_Required work:_ Rewrite the data below with every "x-tick-label" swapped for "x-axis-tick" and everything else kept the same. Leave the pictures out of your answer.

-------

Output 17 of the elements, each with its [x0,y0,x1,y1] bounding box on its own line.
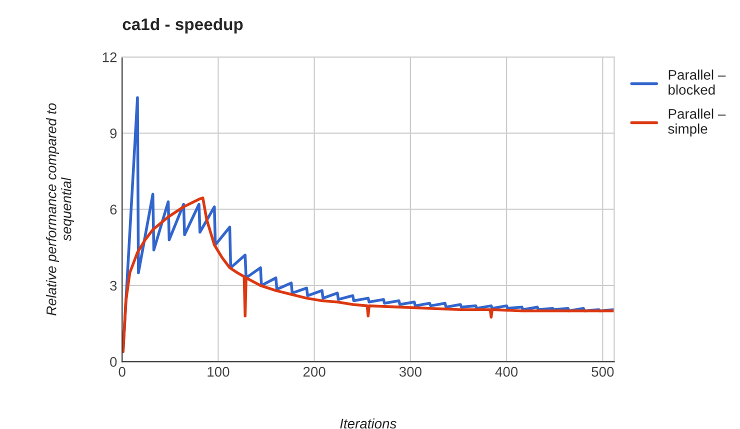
y-tick-label: 6 [110,204,117,215]
x-axis-title: Iterations [340,418,396,429]
y-tick-label: 12 [102,52,117,62]
y-tick-label: 3 [110,280,117,291]
x-tick-label: 0 [118,366,126,377]
x-tick-label: 100 [208,366,230,377]
line-series [122,196,614,353]
legend-label: Parallel – simple [668,108,726,136]
y-axis-title: Relative performance compared to sequential [46,103,74,316]
y-tick-label: 0 [110,356,117,367]
legend-label: Parallel – blocked [668,70,726,95]
x-tick-label: 200 [303,366,326,377]
chart-title: ca1d - speedup [122,18,243,34]
y-tick-label: 9 [110,128,117,138]
x-tick-label: 400 [495,366,518,377]
x-tick-label: 500 [592,366,614,377]
x-tick-label: 300 [399,366,422,377]
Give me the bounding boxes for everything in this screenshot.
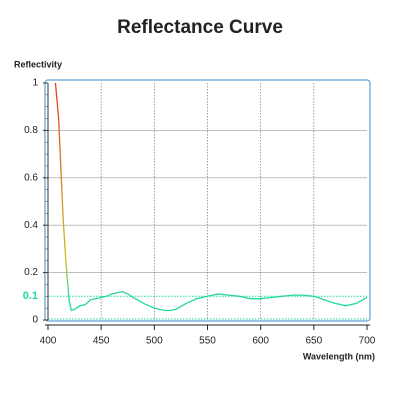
y-tick-label: 1 <box>32 78 38 89</box>
x-tick-label: 650 <box>305 336 322 347</box>
x-tick-label: 450 <box>93 336 110 347</box>
x-tick-label: 600 <box>252 336 269 347</box>
plot-frame <box>44 79 371 322</box>
y-tick-label: 0.8 <box>24 125 38 136</box>
y-tick-label: 0.6 <box>24 172 38 183</box>
x-axis-label: Wavelength (nm) <box>303 351 375 361</box>
reference-label: 0.1 <box>23 290 38 302</box>
y-tick-label: 0.4 <box>24 220 38 231</box>
y-tick-label: 0.2 <box>24 267 38 278</box>
y-axis-label: Reflectivity <box>14 59 62 69</box>
reflectance-curve <box>54 82 368 312</box>
x-tick-label: 700 <box>359 336 376 347</box>
x-tick-label: 500 <box>146 336 163 347</box>
x-tick-label: 550 <box>199 336 216 347</box>
chart-title: Reflectance Curve <box>117 17 283 38</box>
y-tick-label: 0 <box>32 315 38 326</box>
x-tick-label: 400 <box>40 336 57 347</box>
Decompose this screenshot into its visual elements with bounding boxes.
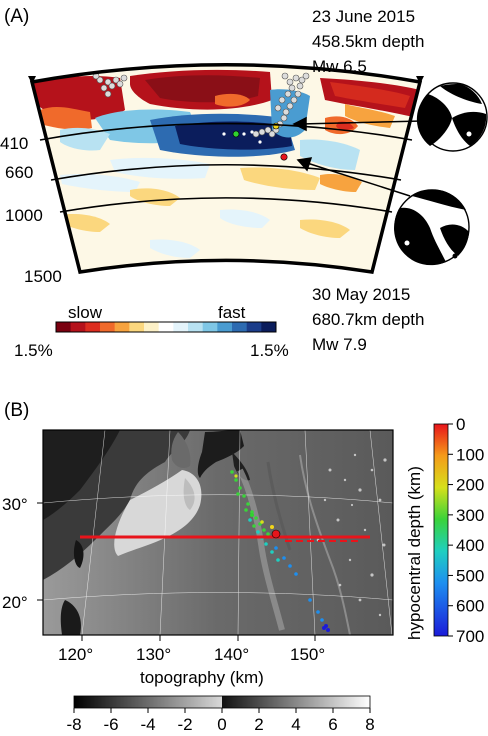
- depth-tick-label: 400: [456, 536, 484, 555]
- topo-tick-label: 6: [328, 715, 337, 734]
- colorbar-cell: [232, 322, 247, 332]
- colorbar-cell: [70, 322, 86, 332]
- map-event-green: [250, 513, 254, 517]
- colorbar-cell: [188, 322, 203, 332]
- colorbar-cell: [100, 322, 115, 332]
- colorbar-left-value: 1.5%: [14, 341, 53, 360]
- depth-colorbar-title: hypocentral depth (km): [405, 466, 424, 640]
- colorbar-cell: [202, 322, 218, 332]
- velocity-colorbar: slow fast 1.5% 1.5%: [14, 303, 289, 360]
- colorbar-cell: [261, 322, 277, 332]
- colorbar-cell: [217, 322, 233, 332]
- depth-tick-label: 300: [456, 506, 484, 525]
- colorbar-cell: [56, 322, 71, 332]
- panel-b-label: (B): [4, 400, 29, 421]
- map-event-red: [271, 529, 281, 539]
- colorbar-cell: [144, 322, 159, 332]
- colorbar-fast-label: fast: [218, 303, 246, 322]
- topo-tick-label: 4: [291, 715, 300, 734]
- event-2-info: 30 May 2015 680.7km depth Mw 7.9: [312, 285, 424, 354]
- beachball-event-2: [394, 189, 470, 266]
- map-event-yellow: [270, 525, 274, 529]
- depth-tick-label: 700: [456, 627, 484, 646]
- event-2-date: 30 May 2015: [312, 285, 410, 304]
- topo-tick-label: 0: [217, 715, 226, 734]
- depth-tick-label: 200: [456, 476, 484, 495]
- depth-tick-label: 600: [456, 597, 484, 616]
- depth-label-1500: 1500: [24, 267, 62, 286]
- event-arrows: [292, 116, 423, 197]
- topo-tick-label: 8: [365, 715, 374, 734]
- depth-tick-label: 0: [456, 415, 465, 434]
- colorbar-cell: [85, 322, 101, 332]
- lat-label-30: 30°: [2, 495, 28, 514]
- topo-tick-label: 2: [254, 715, 263, 734]
- beachball-event-1: [416, 82, 488, 152]
- depth-colorbar: 0 100 200 300 400 500 600 700 hypocentral depth…: [405, 415, 484, 646]
- depth-tick-label: 500: [456, 566, 484, 585]
- colorbar-right-value: 1.5%: [250, 341, 289, 360]
- event-green-marker: [232, 130, 240, 138]
- event-2-magnitude: Mw 7.9: [312, 335, 367, 354]
- topography-axis-label: topography (km): [140, 668, 264, 687]
- depth-label-410: 410: [0, 134, 28, 153]
- topography-colorbar: -8 -6 -4 -2 0 2 4 6 8: [66, 695, 375, 734]
- topo-tick-label: -2: [177, 715, 192, 734]
- lon-label-140: 140°: [214, 645, 249, 664]
- topo-tick-label: -4: [140, 715, 155, 734]
- topography-ticks: -8 -6 -4 -2 0 2 4 6 8: [66, 708, 375, 734]
- colorbar-slow-label: slow: [68, 303, 103, 322]
- event-1-magnitude: Mw 6.5: [312, 57, 367, 76]
- lon-label-150: 150°: [290, 645, 325, 664]
- colorbar-cells: [56, 322, 277, 332]
- depth-label-660: 660: [5, 163, 33, 182]
- event-1-depth: 458.5km depth: [312, 32, 424, 51]
- lon-label-130: 130°: [136, 645, 171, 664]
- depth-label-1000: 1000: [5, 206, 43, 225]
- depth-tick-label: 100: [456, 445, 484, 464]
- depth-contours: [39, 122, 413, 213]
- topography-map: [37, 429, 394, 641]
- event-1-date: 23 June 2015: [312, 7, 415, 26]
- event-2-depth: 680.7km depth: [312, 310, 424, 329]
- colorbar-cell: [246, 322, 262, 332]
- lon-label-120: 120°: [58, 645, 93, 664]
- topo-tick-label: -8: [66, 715, 81, 734]
- tomography-cross-section: [28, 63, 424, 274]
- event-red-marker: [280, 153, 288, 161]
- colorbar-cell: [158, 322, 174, 332]
- event-1-info: 23 June 2015 458.5km depth Mw 6.5: [312, 7, 424, 76]
- topo-tick-label: -6: [103, 715, 118, 734]
- panel-a-label: (A): [4, 6, 29, 27]
- colorbar-cell: [114, 322, 130, 332]
- colorbar-cell: [129, 322, 145, 332]
- lat-label-20: 20°: [2, 593, 28, 612]
- depth-ticks: 0 100 200 300 400 500 600 700: [448, 415, 484, 646]
- colorbar-cell: [173, 322, 189, 332]
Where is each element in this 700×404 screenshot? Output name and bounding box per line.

-------

_Written response:_
Output 17 of the elements, each with its [x0,y0,x1,y1] bounding box on its own line.
y-tick-label: 6 [110,204,117,215]
x-axis-title: Iterations [340,418,396,429]
y-tick-label: 12 [102,52,117,62]
y-tick-label: 3 [110,280,117,291]
x-axis-tick: 0 [118,366,126,377]
x-axis-tick: 100 [208,366,230,377]
line-series [122,196,614,353]
legend-label: Parallel – simple [668,108,726,136]
y-axis-title: Relative performance compared to sequential [46,103,74,316]
y-tick-label: 0 [110,356,117,367]
legend-label: Parallel – blocked [668,70,726,95]
x-axis-tick: 200 [303,366,326,377]
chart-title: ca1d - speedup [122,18,243,34]
y-tick-label: 9 [110,128,117,138]
x-axis-tick: 400 [495,366,518,377]
x-axis-tick: 500 [592,366,614,377]
x-axis-tick: 300 [399,366,422,377]
Give me the bounding boxes for everything in this screenshot.
y-tick-label: 1 <box>32 78 38 89</box>
x-axis-tick: 650 <box>305 336 322 347</box>
x-axis-tick: 450 <box>93 336 110 347</box>
x-axis-tick: 600 <box>252 336 269 347</box>
plot-frame <box>44 79 371 322</box>
y-tick-label: 0.8 <box>24 125 38 136</box>
y-tick-label: 0.6 <box>24 172 38 183</box>
x-axis-label: Wavelength (nm) <box>303 351 375 361</box>
reference-label: 0.1 <box>23 290 38 302</box>
y-tick-label: 0.4 <box>24 220 38 231</box>
y-tick-label: 0.2 <box>24 267 38 278</box>
y-axis-label: Reflectivity <box>14 59 62 69</box>
reflectance-curve <box>54 82 368 312</box>
x-axis-tick: 700 <box>359 336 376 347</box>
x-axis-tick: 500 <box>146 336 163 347</box>
x-axis-tick: 550 <box>199 336 216 347</box>
chart-title: Reflectance Curve <box>117 17 283 38</box>
y-tick-label: 0 <box>32 315 38 326</box>
x-axis-tick: 400 <box>40 336 57 347</box>
Decompose this screenshot into its visual elements with bounding boxes.
- depth-tick-label: 400: [456, 536, 484, 555]
- topo-tick-label: 6: [328, 715, 337, 734]
- colorbar-cell: [232, 322, 247, 332]
- colorbar-cell: [70, 322, 86, 332]
- map-event-green: [250, 513, 254, 517]
- colorbar-cell: [188, 322, 203, 332]
- colorbar-cell: [100, 322, 115, 332]
- colorbar-left-value: 1.5%: [14, 341, 53, 360]
- depth-colorbar-title: hypocentral depth (km): [405, 466, 424, 640]
- colorbar-cell: [202, 322, 218, 332]
- velocity-colorbar: slow fast 1.5% 1.5%: [14, 303, 289, 360]
- colorbar-cell: [261, 322, 277, 332]
- colorbar-cell: [217, 322, 233, 332]
- depth-tick-label: 300: [456, 506, 484, 525]
- colorbar-cell: [56, 322, 71, 332]
- panel-b-label: (B): [4, 400, 29, 421]
- map-event-red: [271, 529, 281, 539]
- colorbar-cell: [144, 322, 159, 332]
- colorbar-fast-label: fast: [218, 303, 246, 322]
- topo-tick-label: 4: [291, 715, 300, 734]
- event-2-info: 30 May 2015 680.7km depth Mw 7.9: [312, 285, 424, 354]
- beachball-event-2: [394, 189, 470, 266]
- map-event-yellow: [270, 525, 274, 529]
- depth-tick-label: 700: [456, 627, 484, 646]
- event-2-date: 30 May 2015: [312, 285, 410, 304]
- topo-tick-label: 0: [217, 715, 226, 734]
- depth-tick-label: 200: [456, 476, 484, 495]
- depth-tick-label: 600: [456, 597, 484, 616]
- depth-label-1500: 1500: [24, 267, 62, 286]
- event-arrows: [292, 116, 423, 197]
- topo-tick-label: 8: [365, 715, 374, 734]
- depth-tick-label: 0: [456, 415, 465, 434]
- colorbar-cell: [85, 322, 101, 332]
- lat-label-30: 30°: [2, 495, 28, 514]
- topo-tick-label: 2: [254, 715, 263, 734]
- beachball-event-1: [416, 82, 488, 152]
- depth-colorbar: 0 100 200 300 400 500 600 700 hypocentral depth…: [405, 415, 484, 646]
- depth-tick-label: 500: [456, 566, 484, 585]
- colorbar-right-value: 1.5%: [250, 341, 289, 360]
- event-green-marker: [232, 130, 240, 138]
- event-2-magnitude: Mw 7.9: [312, 335, 367, 354]
- topography-axis-label: topography (km): [140, 668, 264, 687]
- depth-label-410: 410: [0, 134, 28, 153]
- topography-colorbar: -8 -6 -4 -2 0 2 4 6 8: [66, 695, 375, 734]
- topo-tick-label: -2: [177, 715, 192, 734]
- lon-label-140: 140°: [214, 645, 249, 664]
- topo-tick-label: -4: [140, 715, 155, 734]
- topography-ticks: -8 -6 -4 -2 0 2 4 6 8: [66, 708, 375, 734]
- colorbar-slow-label: slow: [68, 303, 103, 322]
- event-1-magnitude: Mw 6.5: [312, 57, 367, 76]
- lon-label-150: 150°: [290, 645, 325, 664]
- colorbar-cells: [56, 322, 277, 332]
- depth-label-660: 660: [5, 163, 33, 182]
- event-1-depth: 458.5km depth: [312, 32, 424, 51]
- lon-label-130: 130°: [136, 645, 171, 664]
- depth-label-1000: 1000: [5, 206, 43, 225]
- depth-tick-label: 100: [456, 445, 484, 464]
- depth-contours: [39, 122, 413, 213]
- topography-map: [37, 429, 394, 641]
- event-1-date: 23 June 2015: [312, 7, 415, 26]
- event-2-depth: 680.7km depth: [312, 310, 424, 329]
- colorbar-cell: [246, 322, 262, 332]
- lon-label-120: 120°: [58, 645, 93, 664]
- topo-tick-label: -8: [66, 715, 81, 734]
- tomography-cross-section: [28, 63, 424, 274]
- event-red-marker: [280, 153, 288, 161]
- colorbar-cell: [158, 322, 174, 332]
- event-1-info: 23 June 2015 458.5km depth Mw 6.5: [312, 7, 424, 76]
- topo-tick-label: -6: [103, 715, 118, 734]
- panel-a-label: (A): [4, 6, 29, 27]
- colorbar-cell: [114, 322, 130, 332]
- colorbar-cell: [129, 322, 145, 332]
- lat-label-20: 20°: [2, 593, 28, 612]
- depth-ticks: 0 100 200 300 400 500 600 700: [448, 415, 484, 646]
- colorbar-cell: [173, 322, 189, 332]
Where is each element in this 700×404 screenshot? Output name and bounding box per line.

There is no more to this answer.